— Start of Data supplied —

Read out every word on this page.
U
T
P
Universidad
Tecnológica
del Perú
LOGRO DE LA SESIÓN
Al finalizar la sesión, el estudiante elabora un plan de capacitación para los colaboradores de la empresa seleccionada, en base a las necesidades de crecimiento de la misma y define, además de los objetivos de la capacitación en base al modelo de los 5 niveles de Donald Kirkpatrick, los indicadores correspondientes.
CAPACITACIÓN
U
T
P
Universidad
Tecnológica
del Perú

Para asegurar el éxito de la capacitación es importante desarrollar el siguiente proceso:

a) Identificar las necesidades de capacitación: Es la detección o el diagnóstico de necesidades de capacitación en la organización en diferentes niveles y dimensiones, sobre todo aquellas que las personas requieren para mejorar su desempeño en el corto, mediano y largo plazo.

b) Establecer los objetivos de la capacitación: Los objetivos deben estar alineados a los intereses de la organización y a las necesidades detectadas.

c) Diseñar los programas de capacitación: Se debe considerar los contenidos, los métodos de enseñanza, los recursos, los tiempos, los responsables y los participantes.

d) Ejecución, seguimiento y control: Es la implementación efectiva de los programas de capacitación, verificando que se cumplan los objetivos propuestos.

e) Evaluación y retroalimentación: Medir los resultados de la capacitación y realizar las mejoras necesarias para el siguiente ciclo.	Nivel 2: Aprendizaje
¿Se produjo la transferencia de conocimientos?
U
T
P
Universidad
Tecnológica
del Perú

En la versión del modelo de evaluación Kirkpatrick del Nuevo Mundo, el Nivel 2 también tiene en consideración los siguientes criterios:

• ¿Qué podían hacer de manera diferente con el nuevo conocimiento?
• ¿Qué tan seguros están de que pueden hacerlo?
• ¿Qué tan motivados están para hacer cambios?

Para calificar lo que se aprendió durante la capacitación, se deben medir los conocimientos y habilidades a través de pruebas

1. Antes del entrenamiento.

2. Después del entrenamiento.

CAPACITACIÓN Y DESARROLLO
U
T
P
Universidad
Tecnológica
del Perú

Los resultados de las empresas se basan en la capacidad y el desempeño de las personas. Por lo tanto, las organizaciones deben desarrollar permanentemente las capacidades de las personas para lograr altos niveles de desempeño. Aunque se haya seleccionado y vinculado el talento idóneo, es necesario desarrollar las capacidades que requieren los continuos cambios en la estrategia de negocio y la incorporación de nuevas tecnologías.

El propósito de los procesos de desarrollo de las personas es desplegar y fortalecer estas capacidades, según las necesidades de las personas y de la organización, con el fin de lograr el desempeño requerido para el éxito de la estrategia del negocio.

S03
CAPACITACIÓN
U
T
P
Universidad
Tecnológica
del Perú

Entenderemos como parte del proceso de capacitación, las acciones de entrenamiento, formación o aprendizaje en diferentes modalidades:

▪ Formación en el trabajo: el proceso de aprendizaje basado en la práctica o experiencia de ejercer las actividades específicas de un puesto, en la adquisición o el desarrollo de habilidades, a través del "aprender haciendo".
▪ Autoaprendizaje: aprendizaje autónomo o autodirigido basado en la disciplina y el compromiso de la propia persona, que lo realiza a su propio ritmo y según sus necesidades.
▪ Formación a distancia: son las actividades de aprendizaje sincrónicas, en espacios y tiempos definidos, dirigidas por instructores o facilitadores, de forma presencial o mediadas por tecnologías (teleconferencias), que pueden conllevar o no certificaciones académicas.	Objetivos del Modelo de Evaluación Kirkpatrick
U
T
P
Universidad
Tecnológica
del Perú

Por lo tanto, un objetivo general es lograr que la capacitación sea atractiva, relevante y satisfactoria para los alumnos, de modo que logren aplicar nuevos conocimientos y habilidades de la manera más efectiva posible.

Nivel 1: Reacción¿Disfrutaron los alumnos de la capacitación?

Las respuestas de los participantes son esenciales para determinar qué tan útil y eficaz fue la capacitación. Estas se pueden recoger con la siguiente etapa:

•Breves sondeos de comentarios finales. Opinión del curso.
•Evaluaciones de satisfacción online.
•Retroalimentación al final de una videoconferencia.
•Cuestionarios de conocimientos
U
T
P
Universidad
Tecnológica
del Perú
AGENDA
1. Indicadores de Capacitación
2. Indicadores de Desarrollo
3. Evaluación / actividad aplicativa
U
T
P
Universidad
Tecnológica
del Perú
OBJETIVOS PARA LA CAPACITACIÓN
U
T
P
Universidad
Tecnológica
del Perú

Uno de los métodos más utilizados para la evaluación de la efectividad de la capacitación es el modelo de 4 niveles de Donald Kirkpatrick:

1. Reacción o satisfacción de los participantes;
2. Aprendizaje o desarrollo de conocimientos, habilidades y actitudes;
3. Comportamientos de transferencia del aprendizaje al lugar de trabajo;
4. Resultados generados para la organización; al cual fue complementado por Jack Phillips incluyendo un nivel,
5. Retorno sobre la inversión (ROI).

— End of Data supplied —

> Exercise
Copy each line containing the word "Reacción" from the data.

> Task solution
Nivel 1: Reacción¿Disfrutaron los alumnos de la capacitación?
1. Reacción o satisfacción de los participantes;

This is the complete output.